* begin INPUT ROWS *

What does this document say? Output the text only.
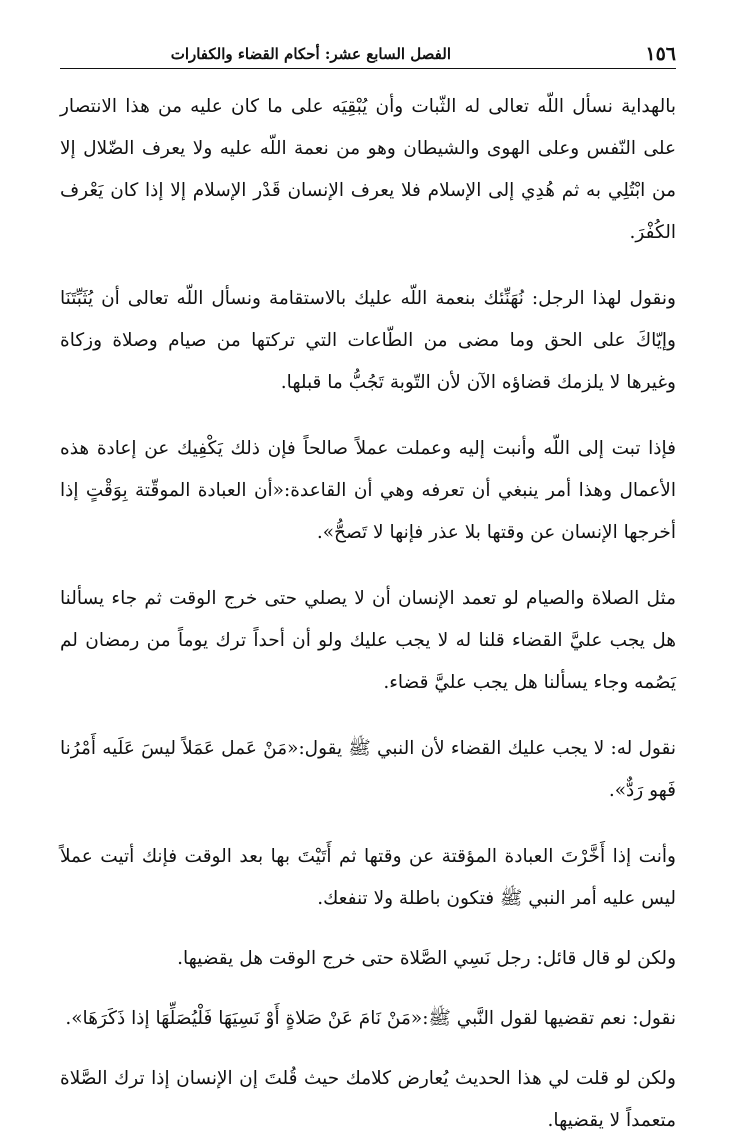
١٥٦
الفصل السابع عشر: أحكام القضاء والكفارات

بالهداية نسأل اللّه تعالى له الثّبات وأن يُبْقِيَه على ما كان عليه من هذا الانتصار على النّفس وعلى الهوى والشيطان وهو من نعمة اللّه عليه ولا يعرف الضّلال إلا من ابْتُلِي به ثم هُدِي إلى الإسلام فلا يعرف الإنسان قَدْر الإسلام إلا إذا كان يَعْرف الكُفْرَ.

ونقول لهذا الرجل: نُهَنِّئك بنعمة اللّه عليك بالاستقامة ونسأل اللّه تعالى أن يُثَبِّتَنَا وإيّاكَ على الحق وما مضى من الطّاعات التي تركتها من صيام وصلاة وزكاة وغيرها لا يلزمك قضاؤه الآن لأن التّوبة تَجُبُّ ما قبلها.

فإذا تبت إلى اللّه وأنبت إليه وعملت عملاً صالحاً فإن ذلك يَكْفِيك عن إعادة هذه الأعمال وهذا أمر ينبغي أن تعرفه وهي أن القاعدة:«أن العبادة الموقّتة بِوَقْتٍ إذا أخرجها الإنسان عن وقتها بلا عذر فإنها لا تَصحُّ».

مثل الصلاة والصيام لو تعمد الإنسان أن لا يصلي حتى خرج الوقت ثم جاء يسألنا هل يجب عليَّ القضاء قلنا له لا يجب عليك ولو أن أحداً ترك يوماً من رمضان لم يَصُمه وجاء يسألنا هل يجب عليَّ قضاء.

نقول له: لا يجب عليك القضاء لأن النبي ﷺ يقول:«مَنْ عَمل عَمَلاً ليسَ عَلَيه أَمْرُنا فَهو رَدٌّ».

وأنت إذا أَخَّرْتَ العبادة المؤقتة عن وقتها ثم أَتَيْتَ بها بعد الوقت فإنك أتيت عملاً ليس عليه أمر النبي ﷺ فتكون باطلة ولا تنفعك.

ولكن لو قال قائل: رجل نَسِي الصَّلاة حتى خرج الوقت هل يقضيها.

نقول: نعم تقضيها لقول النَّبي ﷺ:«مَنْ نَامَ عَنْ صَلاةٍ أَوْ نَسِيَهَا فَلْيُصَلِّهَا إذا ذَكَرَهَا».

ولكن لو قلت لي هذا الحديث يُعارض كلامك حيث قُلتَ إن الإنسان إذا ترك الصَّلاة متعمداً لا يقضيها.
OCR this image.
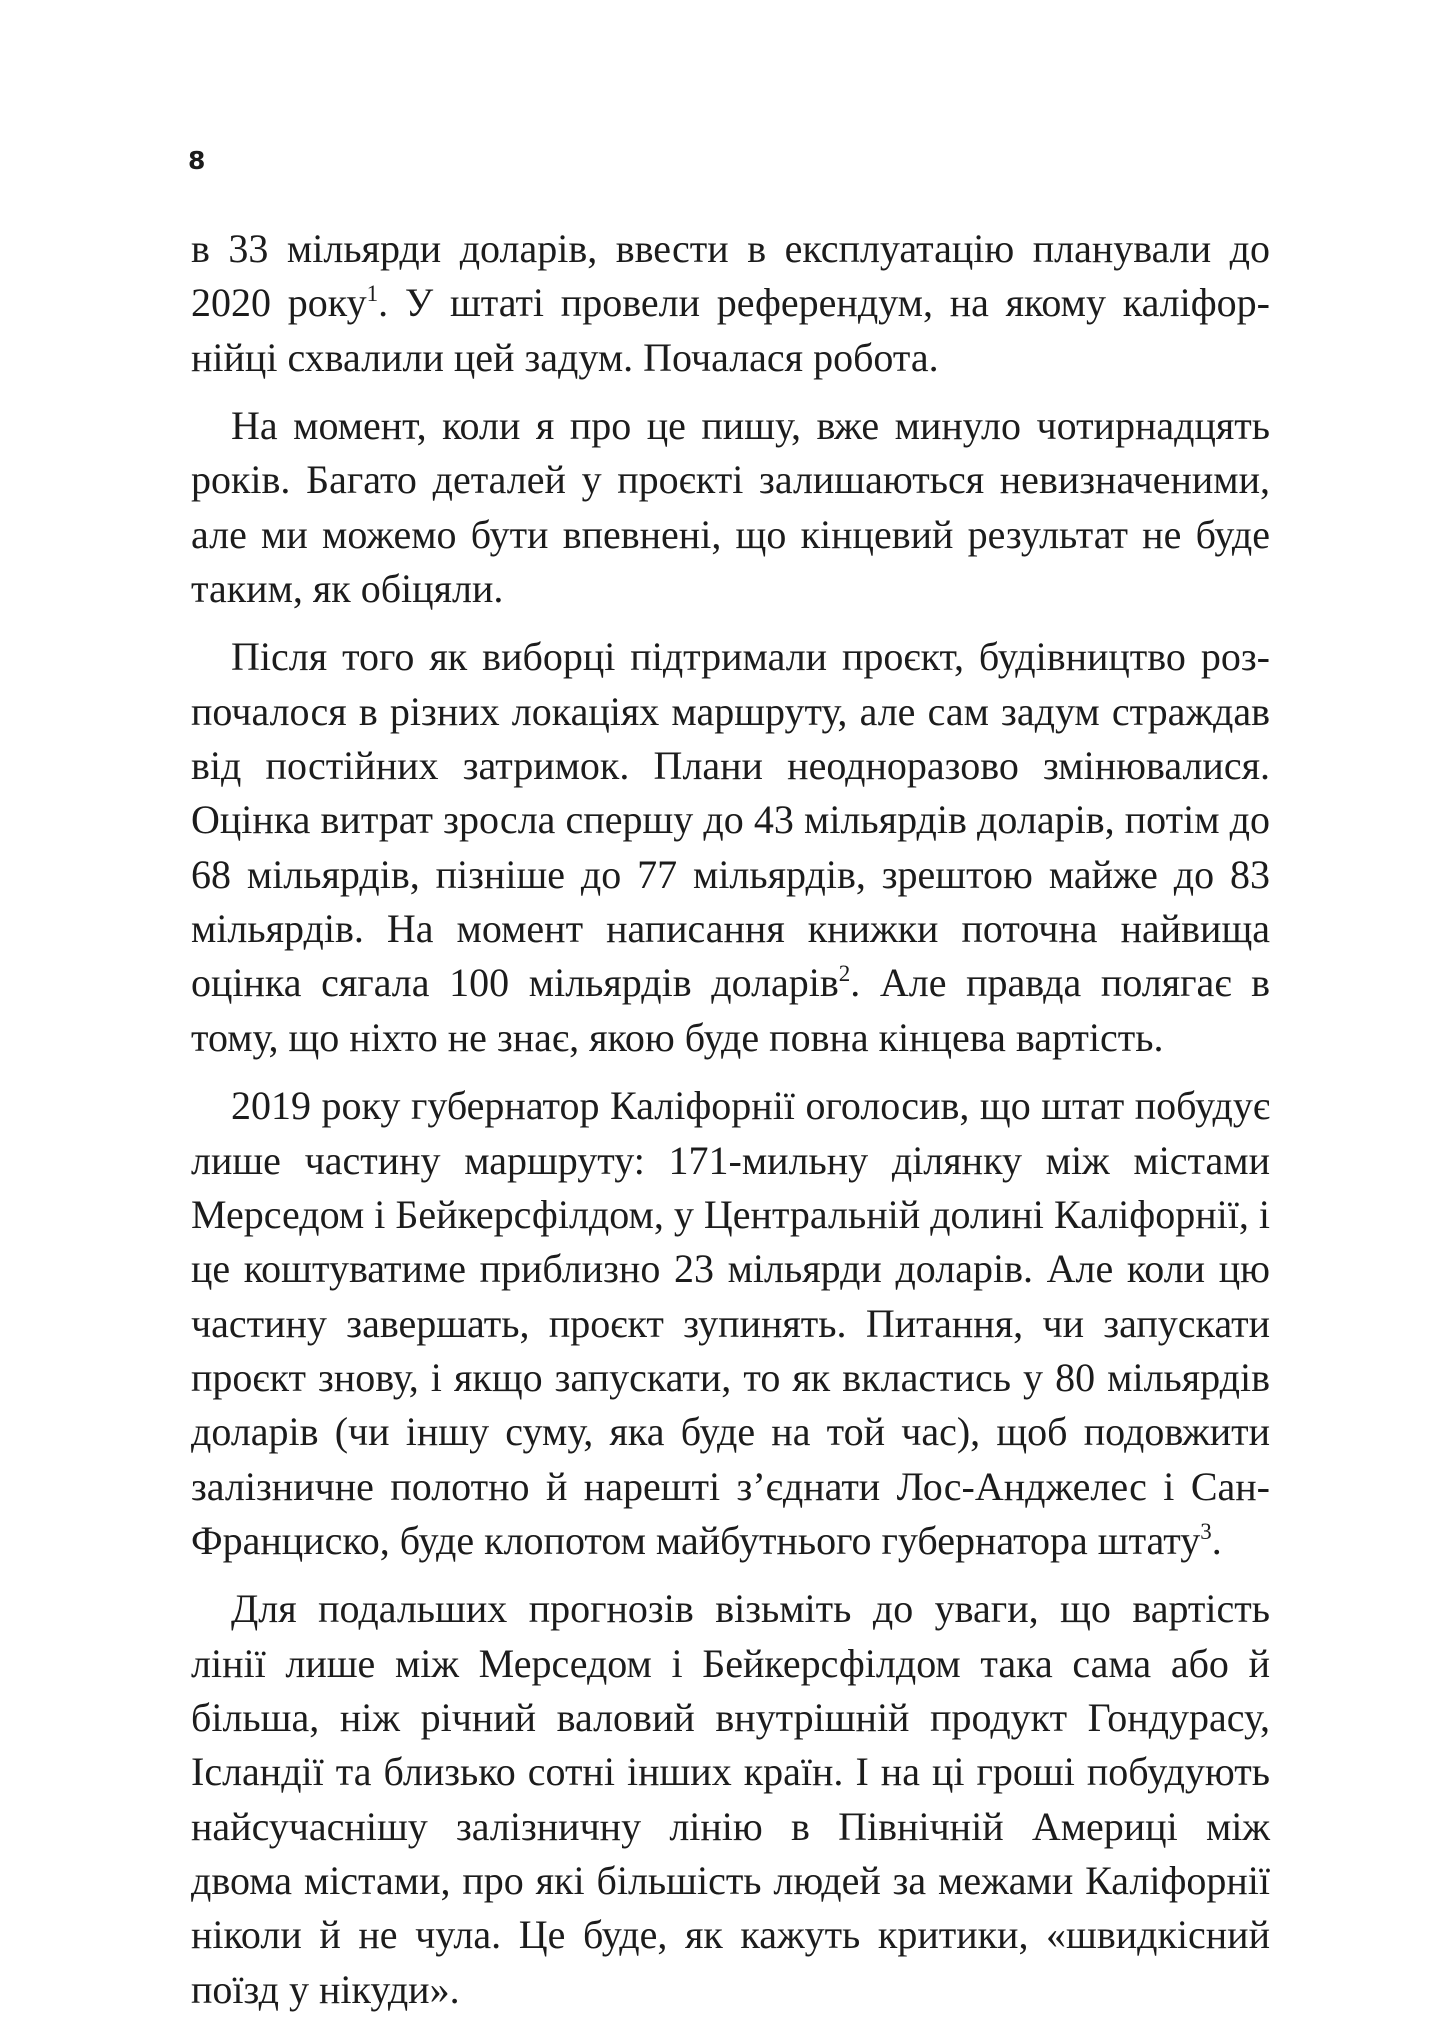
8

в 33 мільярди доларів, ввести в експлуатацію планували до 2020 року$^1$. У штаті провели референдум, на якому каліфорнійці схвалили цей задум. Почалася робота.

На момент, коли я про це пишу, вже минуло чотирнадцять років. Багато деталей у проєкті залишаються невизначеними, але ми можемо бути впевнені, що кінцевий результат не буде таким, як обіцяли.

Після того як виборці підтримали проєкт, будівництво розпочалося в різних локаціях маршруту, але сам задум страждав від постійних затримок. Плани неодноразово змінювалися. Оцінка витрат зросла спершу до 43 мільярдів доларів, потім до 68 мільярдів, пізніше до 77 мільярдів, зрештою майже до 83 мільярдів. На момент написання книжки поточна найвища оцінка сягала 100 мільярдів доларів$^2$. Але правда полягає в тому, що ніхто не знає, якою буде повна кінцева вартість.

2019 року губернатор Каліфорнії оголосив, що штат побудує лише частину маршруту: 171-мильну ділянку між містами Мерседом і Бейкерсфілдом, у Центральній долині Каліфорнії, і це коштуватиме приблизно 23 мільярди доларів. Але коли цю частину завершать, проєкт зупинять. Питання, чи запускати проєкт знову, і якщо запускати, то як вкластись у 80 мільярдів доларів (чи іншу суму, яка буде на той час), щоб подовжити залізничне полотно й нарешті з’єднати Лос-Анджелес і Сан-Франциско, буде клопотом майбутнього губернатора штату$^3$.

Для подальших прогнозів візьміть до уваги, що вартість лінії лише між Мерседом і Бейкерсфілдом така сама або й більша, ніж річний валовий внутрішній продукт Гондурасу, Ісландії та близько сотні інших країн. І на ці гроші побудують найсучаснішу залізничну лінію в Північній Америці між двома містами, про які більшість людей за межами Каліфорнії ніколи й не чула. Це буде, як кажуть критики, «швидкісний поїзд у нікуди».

* end INPUT ROWS *

▶ [PROBLEM STATEMENT]:
With the pictures omitted, reproduce the records in full and exactly.

▶ [FINAL RESULT]:
What does this document say? Output the text only.
١٥٦
الفصل السابع عشر: أحكام القضاء والكفارات

بالهداية نسأل اللّه تعالى له الثّبات وأن يُبْقِيَه على ما كان عليه من هذا الانتصار على النّفس وعلى الهوى والشيطان وهو من نعمة اللّه عليه ولا يعرف الضّلال إلا من ابْتُلِي به ثم هُدِي إلى الإسلام فلا يعرف الإنسان قَدْر الإسلام إلا إذا كان يَعْرف الكُفْرَ.

ونقول لهذا الرجل: نُهَنِّئك بنعمة اللّه عليك بالاستقامة ونسأل اللّه تعالى أن يُثَبِّتَنَا وإيّاكَ على الحق وما مضى من الطّاعات التي تركتها من صيام وصلاة وزكاة وغيرها لا يلزمك قضاؤه الآن لأن التّوبة تَجُبُّ ما قبلها.

فإذا تبت إلى اللّه وأنبت إليه وعملت عملاً صالحاً فإن ذلك يَكْفِيك عن إعادة هذه الأعمال وهذا أمر ينبغي أن تعرفه وهي أن القاعدة:«أن العبادة الموقّتة بِوَقْتٍ إذا أخرجها الإنسان عن وقتها بلا عذر فإنها لا تَصحُّ».

مثل الصلاة والصيام لو تعمد الإنسان أن لا يصلي حتى خرج الوقت ثم جاء يسألنا هل يجب عليَّ القضاء قلنا له لا يجب عليك ولو أن أحداً ترك يوماً من رمضان لم يَصُمه وجاء يسألنا هل يجب عليَّ قضاء.

نقول له: لا يجب عليك القضاء لأن النبي ﷺ يقول:«مَنْ عَمل عَمَلاً ليسَ عَلَيه أَمْرُنا فَهو رَدٌّ».

وأنت إذا أَخَّرْتَ العبادة المؤقتة عن وقتها ثم أَتَيْتَ بها بعد الوقت فإنك أتيت عملاً ليس عليه أمر النبي ﷺ فتكون باطلة ولا تنفعك.

ولكن لو قال قائل: رجل نَسِي الصَّلاة حتى خرج الوقت هل يقضيها.

نقول: نعم تقضيها لقول النَّبي ﷺ:«مَنْ نَامَ عَنْ صَلاةٍ أَوْ نَسِيَهَا فَلْيُصَلِّهَا إذا ذَكَرَهَا».

ولكن لو قلت لي هذا الحديث يُعارض كلامك حيث قُلتَ إن الإنسان إذا ترك الصَّلاة متعمداً لا يقضيها.
OCR this image.
8

в 33 мільярди доларів, ввести в експлуатацію планували до 2020 року$^1$. У штаті провели референдум, на якому каліфорнійці схвалили цей задум. Почалася робота.

На момент, коли я про це пишу, вже минуло чотирнадцять років. Багато деталей у проєкті залишаються невизначеними, але ми можемо бути впевнені, що кінцевий результат не буде таким, як обіцяли.

Після того як виборці підтримали проєкт, будівництво розпочалося в різних локаціях маршруту, але сам задум страждав від постійних затримок. Плани неодноразово змінювалися. Оцінка витрат зросла спершу до 43 мільярдів доларів, потім до 68 мільярдів, пізніше до 77 мільярдів, зрештою майже до 83 мільярдів. На момент написання книжки поточна найвища оцінка сягала 100 мільярдів доларів$^2$. Але правда полягає в тому, що ніхто не знає, якою буде повна кінцева вартість.

2019 року губернатор Каліфорнії оголосив, що штат побудує лише частину маршруту: 171-мильну ділянку між містами Мерседом і Бейкерсфілдом, у Центральній долині Каліфорнії, і це коштуватиме приблизно 23 мільярди доларів. Але коли цю частину завершать, проєкт зупинять. Питання, чи запускати проєкт знову, і якщо запускати, то як вкластись у 80 мільярдів доларів (чи іншу суму, яка буде на той час), щоб подовжити залізничне полотно й нарешті з’єднати Лос-Анджелес і Сан-Франциско, буде клопотом майбутнього губернатора штату$^3$.

Для подальших прогнозів візьміть до уваги, що вартість лінії лише між Мерседом і Бейкерсфілдом така сама або й більша, ніж річний валовий внутрішній продукт Гондурасу, Ісландії та близько сотні інших країн. І на ці гроші побудують найсучаснішу залізничну лінію в Північній Америці між двома містами, про які більшість людей за межами Каліфорнії ніколи й не чула. Це буде, як кажуть критики, «швидкісний поїзд у нікуди».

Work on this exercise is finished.